— start Material provided —

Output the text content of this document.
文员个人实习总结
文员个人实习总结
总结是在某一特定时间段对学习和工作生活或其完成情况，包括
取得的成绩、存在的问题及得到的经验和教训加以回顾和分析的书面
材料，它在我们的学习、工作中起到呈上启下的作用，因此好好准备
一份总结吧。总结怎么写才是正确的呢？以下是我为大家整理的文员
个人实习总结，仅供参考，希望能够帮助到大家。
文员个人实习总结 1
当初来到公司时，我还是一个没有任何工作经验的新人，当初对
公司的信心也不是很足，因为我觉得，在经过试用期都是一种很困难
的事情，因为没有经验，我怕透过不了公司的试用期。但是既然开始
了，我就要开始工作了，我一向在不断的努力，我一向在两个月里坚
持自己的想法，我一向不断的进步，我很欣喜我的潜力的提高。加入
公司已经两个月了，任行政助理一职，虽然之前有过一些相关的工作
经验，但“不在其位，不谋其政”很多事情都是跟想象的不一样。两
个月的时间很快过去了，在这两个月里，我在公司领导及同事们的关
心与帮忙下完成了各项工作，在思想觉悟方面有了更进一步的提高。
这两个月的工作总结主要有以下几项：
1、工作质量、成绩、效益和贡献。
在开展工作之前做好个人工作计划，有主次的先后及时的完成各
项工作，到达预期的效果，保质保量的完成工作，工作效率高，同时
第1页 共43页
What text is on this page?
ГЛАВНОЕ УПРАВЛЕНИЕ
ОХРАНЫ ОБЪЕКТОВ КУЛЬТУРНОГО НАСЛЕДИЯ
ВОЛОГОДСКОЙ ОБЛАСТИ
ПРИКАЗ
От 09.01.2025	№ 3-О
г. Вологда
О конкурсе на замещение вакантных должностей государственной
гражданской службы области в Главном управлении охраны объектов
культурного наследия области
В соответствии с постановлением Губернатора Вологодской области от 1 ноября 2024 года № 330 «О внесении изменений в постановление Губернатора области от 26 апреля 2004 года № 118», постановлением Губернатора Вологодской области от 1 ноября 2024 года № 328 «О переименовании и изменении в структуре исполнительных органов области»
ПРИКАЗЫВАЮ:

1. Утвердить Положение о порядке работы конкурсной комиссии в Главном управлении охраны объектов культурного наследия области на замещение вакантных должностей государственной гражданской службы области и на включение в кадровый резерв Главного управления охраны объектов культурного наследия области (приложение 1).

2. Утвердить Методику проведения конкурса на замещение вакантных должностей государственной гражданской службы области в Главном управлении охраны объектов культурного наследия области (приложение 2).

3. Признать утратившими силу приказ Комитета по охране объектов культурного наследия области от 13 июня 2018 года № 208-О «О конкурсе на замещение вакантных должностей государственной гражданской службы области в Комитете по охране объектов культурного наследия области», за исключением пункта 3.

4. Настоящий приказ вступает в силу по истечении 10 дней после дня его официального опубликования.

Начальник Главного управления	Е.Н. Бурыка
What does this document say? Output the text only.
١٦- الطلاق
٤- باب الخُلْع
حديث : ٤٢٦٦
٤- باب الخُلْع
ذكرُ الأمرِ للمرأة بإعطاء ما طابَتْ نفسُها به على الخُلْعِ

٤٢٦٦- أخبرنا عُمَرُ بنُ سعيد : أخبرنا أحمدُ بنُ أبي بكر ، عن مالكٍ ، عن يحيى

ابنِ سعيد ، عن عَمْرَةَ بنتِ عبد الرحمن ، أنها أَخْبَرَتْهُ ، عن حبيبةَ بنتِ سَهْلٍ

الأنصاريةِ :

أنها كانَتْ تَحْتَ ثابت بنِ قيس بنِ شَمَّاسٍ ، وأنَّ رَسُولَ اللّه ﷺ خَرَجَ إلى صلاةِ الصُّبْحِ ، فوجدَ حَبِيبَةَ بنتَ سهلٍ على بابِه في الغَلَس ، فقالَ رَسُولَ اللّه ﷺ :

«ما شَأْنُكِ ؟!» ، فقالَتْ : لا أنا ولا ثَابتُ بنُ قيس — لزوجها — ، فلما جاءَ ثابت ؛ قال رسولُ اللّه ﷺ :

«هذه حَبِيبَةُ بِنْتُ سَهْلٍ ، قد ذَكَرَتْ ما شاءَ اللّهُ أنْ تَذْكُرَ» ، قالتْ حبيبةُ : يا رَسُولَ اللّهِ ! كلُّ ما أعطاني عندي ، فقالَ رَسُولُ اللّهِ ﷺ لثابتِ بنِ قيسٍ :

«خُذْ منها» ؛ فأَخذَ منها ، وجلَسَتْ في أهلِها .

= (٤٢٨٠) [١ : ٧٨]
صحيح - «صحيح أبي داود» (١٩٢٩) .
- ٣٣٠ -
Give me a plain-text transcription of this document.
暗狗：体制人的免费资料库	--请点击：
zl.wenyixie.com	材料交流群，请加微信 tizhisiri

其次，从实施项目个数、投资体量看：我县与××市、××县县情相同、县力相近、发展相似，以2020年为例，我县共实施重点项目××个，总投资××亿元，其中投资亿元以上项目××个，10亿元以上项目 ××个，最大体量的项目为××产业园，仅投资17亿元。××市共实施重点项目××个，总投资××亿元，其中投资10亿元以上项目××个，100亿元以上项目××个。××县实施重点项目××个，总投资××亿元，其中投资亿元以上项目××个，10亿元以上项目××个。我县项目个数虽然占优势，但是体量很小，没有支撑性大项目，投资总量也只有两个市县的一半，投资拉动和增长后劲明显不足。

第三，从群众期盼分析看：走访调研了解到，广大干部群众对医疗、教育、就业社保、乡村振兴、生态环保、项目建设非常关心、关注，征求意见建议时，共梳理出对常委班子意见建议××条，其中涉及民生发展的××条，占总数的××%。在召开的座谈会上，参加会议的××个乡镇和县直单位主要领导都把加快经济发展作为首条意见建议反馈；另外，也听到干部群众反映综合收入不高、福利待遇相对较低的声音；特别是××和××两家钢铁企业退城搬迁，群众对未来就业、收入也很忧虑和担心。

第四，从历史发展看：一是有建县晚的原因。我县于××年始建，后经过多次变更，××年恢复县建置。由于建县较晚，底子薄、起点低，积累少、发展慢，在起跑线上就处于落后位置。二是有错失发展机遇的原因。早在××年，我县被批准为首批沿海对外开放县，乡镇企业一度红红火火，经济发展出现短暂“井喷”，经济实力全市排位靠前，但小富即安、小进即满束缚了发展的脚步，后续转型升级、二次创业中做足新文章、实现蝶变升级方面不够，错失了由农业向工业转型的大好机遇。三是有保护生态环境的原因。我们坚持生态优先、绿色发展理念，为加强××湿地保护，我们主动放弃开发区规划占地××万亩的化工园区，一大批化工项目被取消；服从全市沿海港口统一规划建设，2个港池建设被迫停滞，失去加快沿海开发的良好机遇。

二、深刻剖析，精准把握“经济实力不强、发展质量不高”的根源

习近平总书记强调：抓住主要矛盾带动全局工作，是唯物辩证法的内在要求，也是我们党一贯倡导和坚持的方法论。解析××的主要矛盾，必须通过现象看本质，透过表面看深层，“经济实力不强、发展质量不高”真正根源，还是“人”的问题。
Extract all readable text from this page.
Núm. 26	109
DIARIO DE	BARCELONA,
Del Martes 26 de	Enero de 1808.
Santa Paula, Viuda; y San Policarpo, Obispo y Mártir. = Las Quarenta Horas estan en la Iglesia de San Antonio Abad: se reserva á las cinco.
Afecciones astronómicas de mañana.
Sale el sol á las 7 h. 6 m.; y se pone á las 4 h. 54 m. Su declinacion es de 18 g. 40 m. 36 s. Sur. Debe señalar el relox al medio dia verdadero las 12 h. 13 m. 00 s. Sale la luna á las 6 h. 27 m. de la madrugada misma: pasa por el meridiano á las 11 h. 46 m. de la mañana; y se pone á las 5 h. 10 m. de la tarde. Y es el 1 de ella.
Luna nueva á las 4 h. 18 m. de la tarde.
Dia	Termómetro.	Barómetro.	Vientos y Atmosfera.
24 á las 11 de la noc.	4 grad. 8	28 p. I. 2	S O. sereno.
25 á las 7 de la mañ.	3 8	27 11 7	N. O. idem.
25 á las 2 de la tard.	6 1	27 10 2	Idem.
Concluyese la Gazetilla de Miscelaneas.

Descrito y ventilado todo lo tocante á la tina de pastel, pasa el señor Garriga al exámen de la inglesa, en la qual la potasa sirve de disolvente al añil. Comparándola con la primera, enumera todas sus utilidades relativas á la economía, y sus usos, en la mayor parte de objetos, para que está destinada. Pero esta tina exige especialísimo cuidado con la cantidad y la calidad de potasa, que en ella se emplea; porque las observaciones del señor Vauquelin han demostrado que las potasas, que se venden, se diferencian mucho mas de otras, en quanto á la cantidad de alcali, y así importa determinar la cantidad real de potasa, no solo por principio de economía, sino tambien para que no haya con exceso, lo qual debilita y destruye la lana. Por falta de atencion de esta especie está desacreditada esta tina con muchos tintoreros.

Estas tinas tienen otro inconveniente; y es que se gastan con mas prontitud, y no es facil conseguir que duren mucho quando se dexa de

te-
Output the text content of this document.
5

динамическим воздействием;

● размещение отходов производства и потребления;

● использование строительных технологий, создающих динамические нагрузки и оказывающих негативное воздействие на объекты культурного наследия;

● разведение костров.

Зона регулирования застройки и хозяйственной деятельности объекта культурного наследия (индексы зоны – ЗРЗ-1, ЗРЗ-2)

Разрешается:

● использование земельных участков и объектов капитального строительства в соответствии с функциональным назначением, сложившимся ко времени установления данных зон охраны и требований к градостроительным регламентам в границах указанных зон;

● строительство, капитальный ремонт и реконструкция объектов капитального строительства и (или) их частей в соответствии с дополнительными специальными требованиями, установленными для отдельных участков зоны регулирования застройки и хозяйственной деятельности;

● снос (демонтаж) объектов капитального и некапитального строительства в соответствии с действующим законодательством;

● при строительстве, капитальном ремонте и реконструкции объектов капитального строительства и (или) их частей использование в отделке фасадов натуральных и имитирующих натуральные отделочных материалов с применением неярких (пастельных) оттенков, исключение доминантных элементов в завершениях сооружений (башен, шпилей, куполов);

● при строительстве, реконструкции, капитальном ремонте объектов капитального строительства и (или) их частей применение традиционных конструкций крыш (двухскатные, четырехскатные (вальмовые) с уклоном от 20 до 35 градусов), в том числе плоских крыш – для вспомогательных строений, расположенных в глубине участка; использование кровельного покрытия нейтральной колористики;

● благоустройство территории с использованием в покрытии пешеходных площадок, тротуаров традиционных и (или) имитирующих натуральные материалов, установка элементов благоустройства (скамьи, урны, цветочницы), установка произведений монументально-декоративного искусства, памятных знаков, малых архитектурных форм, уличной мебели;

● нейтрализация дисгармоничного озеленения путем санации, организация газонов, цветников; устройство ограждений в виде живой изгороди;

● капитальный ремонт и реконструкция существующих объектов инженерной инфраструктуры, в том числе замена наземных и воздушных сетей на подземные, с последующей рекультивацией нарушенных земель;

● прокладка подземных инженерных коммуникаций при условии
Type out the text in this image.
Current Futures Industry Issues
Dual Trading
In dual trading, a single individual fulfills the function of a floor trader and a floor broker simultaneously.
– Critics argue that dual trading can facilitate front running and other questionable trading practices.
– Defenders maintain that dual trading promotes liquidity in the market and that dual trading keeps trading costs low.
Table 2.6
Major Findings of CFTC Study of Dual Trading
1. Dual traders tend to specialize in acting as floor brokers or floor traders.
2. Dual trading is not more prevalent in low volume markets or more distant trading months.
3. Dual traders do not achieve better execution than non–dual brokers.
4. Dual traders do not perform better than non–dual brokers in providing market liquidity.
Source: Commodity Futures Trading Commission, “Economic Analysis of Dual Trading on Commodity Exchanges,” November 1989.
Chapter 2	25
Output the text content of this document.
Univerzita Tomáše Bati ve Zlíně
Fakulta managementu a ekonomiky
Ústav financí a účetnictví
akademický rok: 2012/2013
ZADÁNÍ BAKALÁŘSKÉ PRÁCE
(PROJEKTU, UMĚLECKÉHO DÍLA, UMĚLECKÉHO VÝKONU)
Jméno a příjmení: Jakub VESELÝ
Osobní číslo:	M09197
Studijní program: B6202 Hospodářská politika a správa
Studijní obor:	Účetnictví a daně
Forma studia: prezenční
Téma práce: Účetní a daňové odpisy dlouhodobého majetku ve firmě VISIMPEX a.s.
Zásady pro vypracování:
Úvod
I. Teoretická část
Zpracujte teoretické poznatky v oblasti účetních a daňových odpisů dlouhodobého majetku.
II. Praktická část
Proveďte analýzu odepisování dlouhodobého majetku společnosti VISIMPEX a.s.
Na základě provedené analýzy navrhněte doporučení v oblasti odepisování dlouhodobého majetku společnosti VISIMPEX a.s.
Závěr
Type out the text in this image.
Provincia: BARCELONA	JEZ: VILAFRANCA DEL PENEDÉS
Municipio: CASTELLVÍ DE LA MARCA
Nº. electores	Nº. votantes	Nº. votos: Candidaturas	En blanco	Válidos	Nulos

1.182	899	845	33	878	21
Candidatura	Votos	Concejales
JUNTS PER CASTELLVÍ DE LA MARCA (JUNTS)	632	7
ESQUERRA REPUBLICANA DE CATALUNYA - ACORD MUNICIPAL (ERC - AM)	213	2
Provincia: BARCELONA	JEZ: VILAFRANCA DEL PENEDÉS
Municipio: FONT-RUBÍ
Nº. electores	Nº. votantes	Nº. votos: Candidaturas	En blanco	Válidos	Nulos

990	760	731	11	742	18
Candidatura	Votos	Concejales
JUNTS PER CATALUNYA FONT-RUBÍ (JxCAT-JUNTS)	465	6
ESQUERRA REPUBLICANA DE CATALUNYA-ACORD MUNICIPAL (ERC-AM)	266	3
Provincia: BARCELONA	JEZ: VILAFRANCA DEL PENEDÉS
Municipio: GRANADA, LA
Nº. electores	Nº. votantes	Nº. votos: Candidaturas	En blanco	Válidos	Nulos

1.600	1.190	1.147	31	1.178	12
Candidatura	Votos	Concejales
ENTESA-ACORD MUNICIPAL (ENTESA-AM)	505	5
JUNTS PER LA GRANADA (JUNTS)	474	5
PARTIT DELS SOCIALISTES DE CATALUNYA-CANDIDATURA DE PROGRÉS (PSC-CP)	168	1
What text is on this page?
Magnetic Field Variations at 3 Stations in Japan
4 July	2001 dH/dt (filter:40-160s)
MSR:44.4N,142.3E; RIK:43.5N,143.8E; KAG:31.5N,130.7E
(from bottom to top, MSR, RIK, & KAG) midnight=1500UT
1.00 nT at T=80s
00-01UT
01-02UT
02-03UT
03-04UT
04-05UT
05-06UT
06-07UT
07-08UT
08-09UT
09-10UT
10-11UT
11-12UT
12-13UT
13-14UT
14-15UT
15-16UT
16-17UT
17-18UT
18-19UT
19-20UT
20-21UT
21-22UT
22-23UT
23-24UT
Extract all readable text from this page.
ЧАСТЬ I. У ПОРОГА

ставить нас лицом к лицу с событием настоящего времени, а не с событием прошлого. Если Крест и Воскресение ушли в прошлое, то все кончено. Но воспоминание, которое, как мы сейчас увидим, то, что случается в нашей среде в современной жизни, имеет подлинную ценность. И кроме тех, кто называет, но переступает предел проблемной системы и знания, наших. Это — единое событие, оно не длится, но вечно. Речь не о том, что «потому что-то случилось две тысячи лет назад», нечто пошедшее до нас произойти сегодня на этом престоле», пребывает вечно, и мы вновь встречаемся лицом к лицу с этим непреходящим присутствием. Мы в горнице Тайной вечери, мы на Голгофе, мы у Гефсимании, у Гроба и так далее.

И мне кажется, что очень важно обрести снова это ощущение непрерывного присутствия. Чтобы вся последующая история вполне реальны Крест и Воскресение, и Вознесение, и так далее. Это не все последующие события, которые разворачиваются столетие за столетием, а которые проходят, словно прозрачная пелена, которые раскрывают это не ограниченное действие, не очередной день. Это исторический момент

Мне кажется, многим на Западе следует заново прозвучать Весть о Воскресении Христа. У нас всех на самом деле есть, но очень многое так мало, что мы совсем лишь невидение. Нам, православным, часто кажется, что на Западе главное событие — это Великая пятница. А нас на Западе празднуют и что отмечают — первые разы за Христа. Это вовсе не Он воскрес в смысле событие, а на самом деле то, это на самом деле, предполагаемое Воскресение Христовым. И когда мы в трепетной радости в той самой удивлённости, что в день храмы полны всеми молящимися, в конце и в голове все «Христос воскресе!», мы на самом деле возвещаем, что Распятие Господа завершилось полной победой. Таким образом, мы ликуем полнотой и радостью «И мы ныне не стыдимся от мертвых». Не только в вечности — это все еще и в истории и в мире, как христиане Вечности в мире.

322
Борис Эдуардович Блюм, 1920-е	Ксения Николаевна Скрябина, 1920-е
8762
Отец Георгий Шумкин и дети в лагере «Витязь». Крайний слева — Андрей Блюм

— end Material provided —

Copy every line of the listing containing the string "أنها".

ابنِ سعيد ، عن عَمْرَةَ بنتِ عبد الرحمن ، أنها أَخْبَرَتْهُ ، عن حبيبةَ بنتِ سَهْلٍ
أنها كانَتْ تَحْتَ ثابت بنِ قيس بنِ شَمَّاسٍ ، وأنَّ رَسُولَ اللّه ﷺ خَرَجَ إلى صلاةِ الصُّبْحِ ، فوجدَ حَبِيبَةَ بنتَ سهلٍ على بابِه في الغَلَس ، فقالَ رَسُولَ اللّه ﷺ :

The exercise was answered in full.